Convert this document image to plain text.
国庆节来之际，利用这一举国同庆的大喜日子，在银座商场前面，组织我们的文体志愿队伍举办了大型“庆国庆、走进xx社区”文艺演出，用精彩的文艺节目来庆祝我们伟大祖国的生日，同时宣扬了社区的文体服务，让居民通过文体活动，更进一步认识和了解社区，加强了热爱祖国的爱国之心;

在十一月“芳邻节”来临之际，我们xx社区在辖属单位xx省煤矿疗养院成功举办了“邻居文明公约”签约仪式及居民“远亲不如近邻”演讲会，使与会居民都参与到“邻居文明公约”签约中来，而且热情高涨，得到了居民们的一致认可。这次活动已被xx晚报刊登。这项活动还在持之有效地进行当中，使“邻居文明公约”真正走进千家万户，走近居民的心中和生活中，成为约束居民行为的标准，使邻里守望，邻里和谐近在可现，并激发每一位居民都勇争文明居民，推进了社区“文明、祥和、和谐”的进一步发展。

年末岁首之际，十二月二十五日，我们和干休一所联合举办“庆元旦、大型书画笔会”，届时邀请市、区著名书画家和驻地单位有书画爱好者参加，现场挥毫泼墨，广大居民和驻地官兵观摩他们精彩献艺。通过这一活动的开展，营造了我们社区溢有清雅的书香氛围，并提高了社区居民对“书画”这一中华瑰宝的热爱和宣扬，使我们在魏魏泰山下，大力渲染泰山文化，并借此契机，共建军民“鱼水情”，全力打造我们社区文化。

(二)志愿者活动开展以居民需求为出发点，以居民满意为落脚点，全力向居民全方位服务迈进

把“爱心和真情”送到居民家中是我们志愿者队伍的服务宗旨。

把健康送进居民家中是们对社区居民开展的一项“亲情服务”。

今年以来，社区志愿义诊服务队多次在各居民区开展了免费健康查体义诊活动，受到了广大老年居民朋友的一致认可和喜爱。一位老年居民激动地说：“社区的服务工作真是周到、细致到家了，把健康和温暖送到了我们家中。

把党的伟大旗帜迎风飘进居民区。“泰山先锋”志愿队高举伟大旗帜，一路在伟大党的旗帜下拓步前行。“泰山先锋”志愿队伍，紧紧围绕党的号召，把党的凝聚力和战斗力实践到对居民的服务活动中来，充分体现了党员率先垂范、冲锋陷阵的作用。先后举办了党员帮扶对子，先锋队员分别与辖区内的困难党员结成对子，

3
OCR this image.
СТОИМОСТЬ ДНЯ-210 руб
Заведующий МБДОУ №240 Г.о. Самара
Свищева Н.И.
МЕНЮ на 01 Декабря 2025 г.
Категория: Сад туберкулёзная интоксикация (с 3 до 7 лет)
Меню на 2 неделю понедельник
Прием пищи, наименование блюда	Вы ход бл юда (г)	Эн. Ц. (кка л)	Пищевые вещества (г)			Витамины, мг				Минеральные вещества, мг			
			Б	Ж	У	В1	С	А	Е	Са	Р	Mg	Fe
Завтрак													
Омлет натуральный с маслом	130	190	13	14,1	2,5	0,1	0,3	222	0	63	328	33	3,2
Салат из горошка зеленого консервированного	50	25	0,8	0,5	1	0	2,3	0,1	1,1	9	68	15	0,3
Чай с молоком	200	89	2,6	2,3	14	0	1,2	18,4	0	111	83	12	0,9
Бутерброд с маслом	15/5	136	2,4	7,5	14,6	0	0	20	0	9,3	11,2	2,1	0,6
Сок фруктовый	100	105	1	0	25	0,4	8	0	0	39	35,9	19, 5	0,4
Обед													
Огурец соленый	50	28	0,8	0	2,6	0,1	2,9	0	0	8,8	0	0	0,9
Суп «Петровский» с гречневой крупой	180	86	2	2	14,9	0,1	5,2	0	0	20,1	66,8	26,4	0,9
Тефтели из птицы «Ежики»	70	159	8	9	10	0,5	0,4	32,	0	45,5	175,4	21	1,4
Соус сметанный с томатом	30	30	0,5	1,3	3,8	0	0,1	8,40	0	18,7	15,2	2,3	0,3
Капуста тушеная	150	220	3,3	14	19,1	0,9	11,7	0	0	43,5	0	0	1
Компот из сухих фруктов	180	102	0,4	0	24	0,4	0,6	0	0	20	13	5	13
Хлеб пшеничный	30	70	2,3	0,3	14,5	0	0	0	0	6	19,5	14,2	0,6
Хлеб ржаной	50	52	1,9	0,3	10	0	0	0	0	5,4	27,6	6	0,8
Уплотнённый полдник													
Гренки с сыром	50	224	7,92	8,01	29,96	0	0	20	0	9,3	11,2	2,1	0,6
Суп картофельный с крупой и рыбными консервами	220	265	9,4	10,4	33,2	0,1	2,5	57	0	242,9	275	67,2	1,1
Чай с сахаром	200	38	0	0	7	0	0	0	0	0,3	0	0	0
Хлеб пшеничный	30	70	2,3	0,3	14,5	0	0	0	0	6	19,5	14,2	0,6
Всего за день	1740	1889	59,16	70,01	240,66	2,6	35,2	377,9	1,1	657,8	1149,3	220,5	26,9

------

Your objective> Report the number of lines holding the string "image", without any other words.

Solution> 2